Records supplied ->
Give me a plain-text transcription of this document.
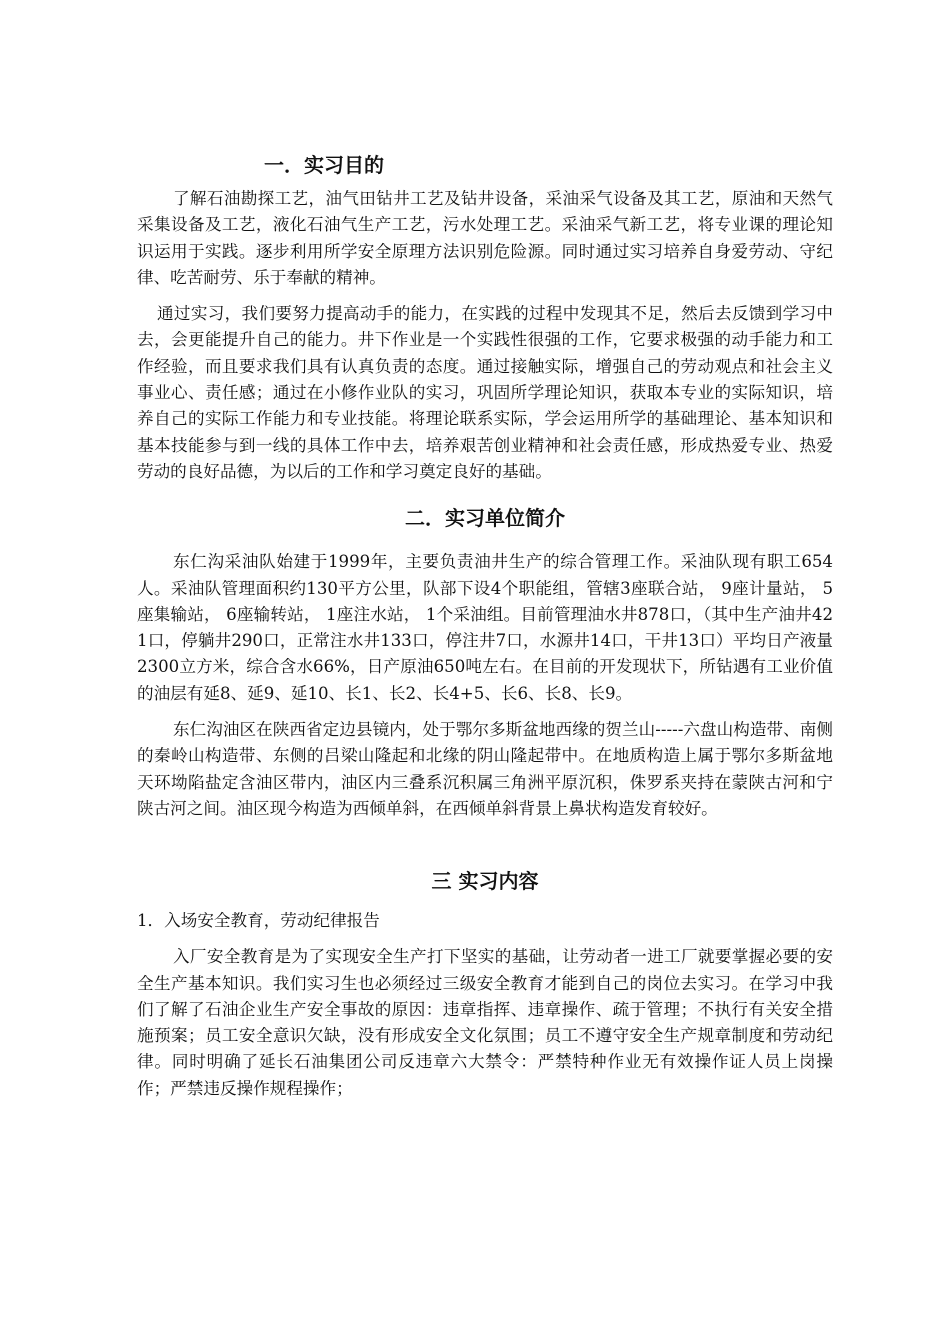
一．实习目的

了解石油勘探工艺，油气田钻井工艺及钻井设备，采油采气设备及其工艺，原油和天然气采集设备及工艺，液化石油气生产工艺，污水处理工艺。采油采气新工艺，将专业课的理论知识运用于实践。逐步利用所学安全原理方法识别危险源。同时通过实习培养自身爱劳动、守纪律、吃苦耐劳、乐于奉献的精神。

通过实习，我们要努力提高动手的能力，在实践的过程中发现其不足，然后去反馈到学习中去，会更能提升自己的能力。井下作业是一个实践性很强的工作，它要求极强的动手能力和工作经验，而且要求我们具有认真负责的态度。通过接触实际，增强自己的劳动观点和社会主义事业心、责任感；通过在小修作业队的实习，巩固所学理论知识，获取本专业的实际知识，培养自己的实际工作能力和专业技能。将理论联系实际，学会运用所学的基础理论、基本知识和基本技能参与到一线的具体工作中去，培养艰苦创业精神和社会责任感，形成热爱专业、热爱劳动的良好品德，为以后的工作和学习奠定良好的基础。

二．实习单位简介

东仁沟采油队始建于1999年，主要负责油井生产的综合管理工作。采油队现有职工654人。采油队管理面积约130平方公里，队部下设4个职能组，管辖3座联合站， 9座计量站， 5座集输站， 6座输转站， 1座注水站， 1个采油组。目前管理油水井878口，（其中生产油井421口，停躺井290口，正常注水井133口，停注井7口，水源井14口，干井13口）平均日产液量2300立方米，综合含水66%，日产原油650吨左右。在目前的开发现状下，所钻遇有工业价值的油层有延8、延9、延10、长1、长2、长4+5、长6、长8、长9。

东仁沟油区在陕西省定边县镜内，处于鄂尔多斯盆地西缘的贺兰山-----六盘山构造带、南侧的秦岭山构造带、东侧的吕梁山隆起和北缘的阴山隆起带中。在地质构造上属于鄂尔多斯盆地天环坳陷盐定含油区带内，油区内三叠系沉积属三角洲平原沉积，侏罗系夹持在蒙陕古河和宁陕古河之间。油区现今构造为西倾单斜，在西倾单斜背景上鼻状构造发育较好。

三 实习内容

1．入场安全教育，劳动纪律报告

入厂安全教育是为了实现安全生产打下坚实的基础，让劳动者一进工厂就要掌握必要的安全生产基本知识。我们实习生也必须经过三级安全教育才能到自己的岗位去实习。在学习中我们了解了石油企业生产安全事故的原因：违章指挥、违章操作、疏于管理；不执行有关安全措施预案；员工安全意识欠缺，没有形成安全文化氛围；员工不遵守安全生产规章制度和劳动纪律。同时明确了延长石油集团公司反违章六大禁令：严禁特种作业无有效操作证人员上岗操作；严禁违反操作规程操作；
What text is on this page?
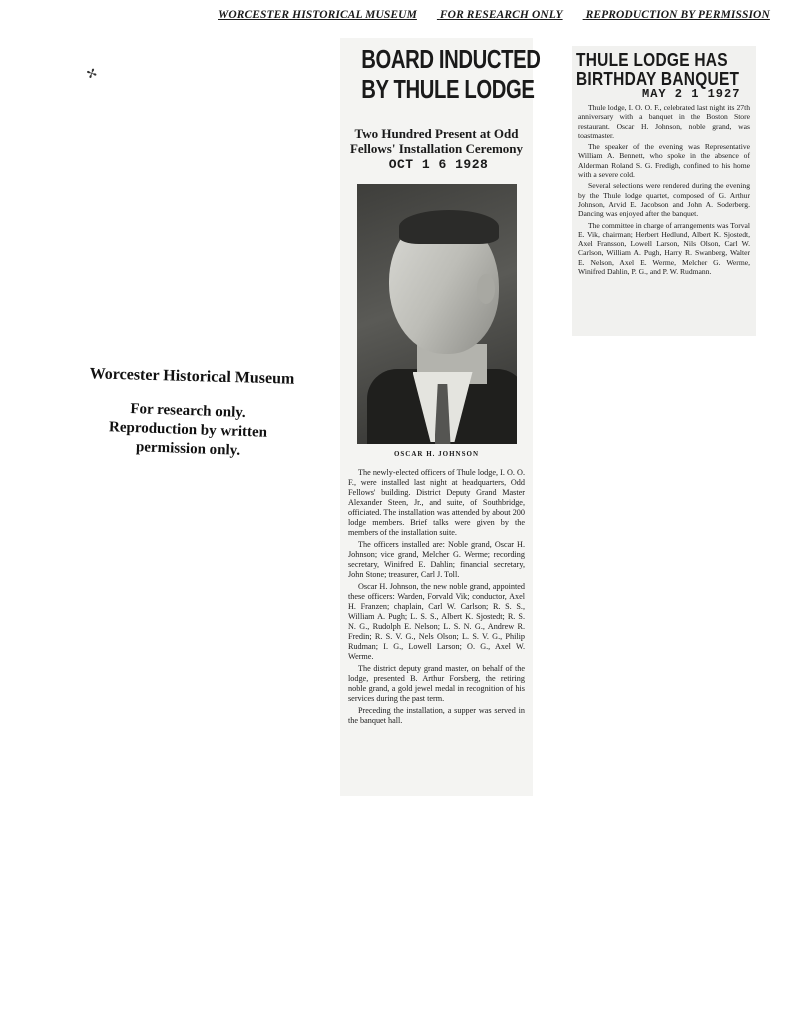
WORCESTER HISTORICAL MUSEUM FOR RESEARCH ONLY REPRODUCTION BY PERMISSION
✢
Worcester Historical Museum
For research only.
Reproduction by written
permission only.
BOARD INDUCTED
BY THULE LODGE
Two Hundred Present at Odd Fellows' Installation Ceremony OCT 1 6 1928
OSCAR H. JOHNSON

The newly-elected officers of Thule lodge, I. O. O. F., were installed last night at headquarters, Odd Fellows' building. District Deputy Grand Master Alexander Steen, Jr., and suite, of Southbridge, officiated. The installation was attended by about 200 lodge members. Brief talks were given by the members of the installation suite.

The officers installed are: Noble grand, Oscar H. Johnson; vice grand, Melcher G. Werme; recording secretary, Winifred E. Dahlin; financial secretary, John Stone; treasurer, Carl J. Toll.

Oscar H. Johnson, the new noble grand, appointed these officers: Warden, Forvald Vik; conductor, Axel H. Franzen; chaplain, Carl W. Carlson; R. S. S., William A. Pugh; L. S. S., Albert K. Sjostedt; R. S. N. G., Rudolph E. Nelson; L. S. N. G., Andrew R. Fredin; R. S. V. G., Nels Olson; L. S. V. G., Philip Rudman; I. G., Lowell Larson; O. G., Axel W. Werme.

The district deputy grand master, on behalf of the lodge, presented B. Arthur Forsberg, the retiring noble grand, a gold jewel medal in recognition of his services during the past term.

Preceding the installation, a supper was served in the banquet hall.

THULE LODGE HAS
BIRTHDAY BANQUET
MAY 2 1 1927

Thule lodge, I. O. O. F., celebrated last night its 27th anniversary with a banquet in the Boston Store restaurant. Oscar H. Johnson, noble grand, was toastmaster.

The speaker of the evening was Representative William A. Bennett, who spoke in the absence of Alderman Roland S. G. Fredigh, confined to his home with a severe cold.

Several selections were rendered during the evening by the Thule lodge quartet, composed of G. Arthur Johnson, Arvid E. Jacobson and John A. Soderberg. Dancing was enjoyed after the banquet.

The committee in charge of arrangements was Torval E. Vik, chairman; Herbert Hedlund, Albert K. Sjostedt, Axel Fransson, Lowell Larson, Nils Olson, Carl W. Carlson, William A. Pugh, Harry R. Swanberg, Walter E. Nelson, Axel E. Werme, Melcher G. Werme, Winifred Dahlin, P. G., and P. W. Rudmann.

Task details ->
Quote each line of the listing exactly, but leave the pictures out.

Answer for the task ->
Give me a plain-text transcription of this document.
一．实习目的

了解石油勘探工艺，油气田钻井工艺及钻井设备，采油采气设备及其工艺，原油和天然气采集设备及工艺，液化石油气生产工艺，污水处理工艺。采油采气新工艺，将专业课的理论知识运用于实践。逐步利用所学安全原理方法识别危险源。同时通过实习培养自身爱劳动、守纪律、吃苦耐劳、乐于奉献的精神。

通过实习，我们要努力提高动手的能力，在实践的过程中发现其不足，然后去反馈到学习中去，会更能提升自己的能力。井下作业是一个实践性很强的工作，它要求极强的动手能力和工作经验，而且要求我们具有认真负责的态度。通过接触实际，增强自己的劳动观点和社会主义事业心、责任感；通过在小修作业队的实习，巩固所学理论知识，获取本专业的实际知识，培养自己的实际工作能力和专业技能。将理论联系实际，学会运用所学的基础理论、基本知识和基本技能参与到一线的具体工作中去，培养艰苦创业精神和社会责任感，形成热爱专业、热爱劳动的良好品德，为以后的工作和学习奠定良好的基础。

二．实习单位简介

东仁沟采油队始建于1999年，主要负责油井生产的综合管理工作。采油队现有职工654人。采油队管理面积约130平方公里，队部下设4个职能组，管辖3座联合站， 9座计量站， 5座集输站， 6座输转站， 1座注水站， 1个采油组。目前管理油水井878口，（其中生产油井421口，停躺井290口，正常注水井133口，停注井7口，水源井14口，干井13口）平均日产液量2300立方米，综合含水66%，日产原油650吨左右。在目前的开发现状下，所钻遇有工业价值的油层有延8、延9、延10、长1、长2、长4+5、长6、长8、长9。

东仁沟油区在陕西省定边县镜内，处于鄂尔多斯盆地西缘的贺兰山-----六盘山构造带、南侧的秦岭山构造带、东侧的吕梁山隆起和北缘的阴山隆起带中。在地质构造上属于鄂尔多斯盆地天环坳陷盐定含油区带内，油区内三叠系沉积属三角洲平原沉积，侏罗系夹持在蒙陕古河和宁陕古河之间。油区现今构造为西倾单斜，在西倾单斜背景上鼻状构造发育较好。

三 实习内容

1．入场安全教育，劳动纪律报告

入厂安全教育是为了实现安全生产打下坚实的基础，让劳动者一进工厂就要掌握必要的安全生产基本知识。我们实习生也必须经过三级安全教育才能到自己的岗位去实习。在学习中我们了解了石油企业生产安全事故的原因：违章指挥、违章操作、疏于管理；不执行有关安全措施预案；员工安全意识欠缺，没有形成安全文化氛围；员工不遵守安全生产规章制度和劳动纪律。同时明确了延长石油集团公司反违章六大禁令：严禁特种作业无有效操作证人员上岗操作；严禁违反操作规程操作；
What text is on this page?
WORCESTER HISTORICAL MUSEUM FOR RESEARCH ONLY REPRODUCTION BY PERMISSION
✢
Worcester Historical Museum
For research only.
Reproduction by written
permission only.
BOARD INDUCTED
BY THULE LODGE
Two Hundred Present at Odd Fellows' Installation Ceremony OCT 1 6 1928
OSCAR H. JOHNSON

The newly-elected officers of Thule lodge, I. O. O. F., were installed last night at headquarters, Odd Fellows' building. District Deputy Grand Master Alexander Steen, Jr., and suite, of Southbridge, officiated. The installation was attended by about 200 lodge members. Brief talks were given by the members of the installation suite.

The officers installed are: Noble grand, Oscar H. Johnson; vice grand, Melcher G. Werme; recording secretary, Winifred E. Dahlin; financial secretary, John Stone; treasurer, Carl J. Toll.

Oscar H. Johnson, the new noble grand, appointed these officers: Warden, Forvald Vik; conductor, Axel H. Franzen; chaplain, Carl W. Carlson; R. S. S., William A. Pugh; L. S. S., Albert K. Sjostedt; R. S. N. G., Rudolph E. Nelson; L. S. N. G., Andrew R. Fredin; R. S. V. G., Nels Olson; L. S. V. G., Philip Rudman; I. G., Lowell Larson; O. G., Axel W. Werme.

The district deputy grand master, on behalf of the lodge, presented B. Arthur Forsberg, the retiring noble grand, a gold jewel medal in recognition of his services during the past term.

Preceding the installation, a supper was served in the banquet hall.

THULE LODGE HAS
BIRTHDAY BANQUET
MAY 2 1 1927

Thule lodge, I. O. O. F., celebrated last night its 27th anniversary with a banquet in the Boston Store restaurant. Oscar H. Johnson, noble grand, was toastmaster.

The speaker of the evening was Representative William A. Bennett, who spoke in the absence of Alderman Roland S. G. Fredigh, confined to his home with a severe cold.

Several selections were rendered during the evening by the Thule lodge quartet, composed of G. Arthur Johnson, Arvid E. Jacobson and John A. Soderberg. Dancing was enjoyed after the banquet.

The committee in charge of arrangements was Torval E. Vik, chairman; Herbert Hedlund, Albert K. Sjostedt, Axel Fransson, Lowell Larson, Nils Olson, Carl W. Carlson, William A. Pugh, Harry R. Swanberg, Walter E. Nelson, Axel E. Werme, Melcher G. Werme, Winifred Dahlin, P. G., and P. W. Rudmann.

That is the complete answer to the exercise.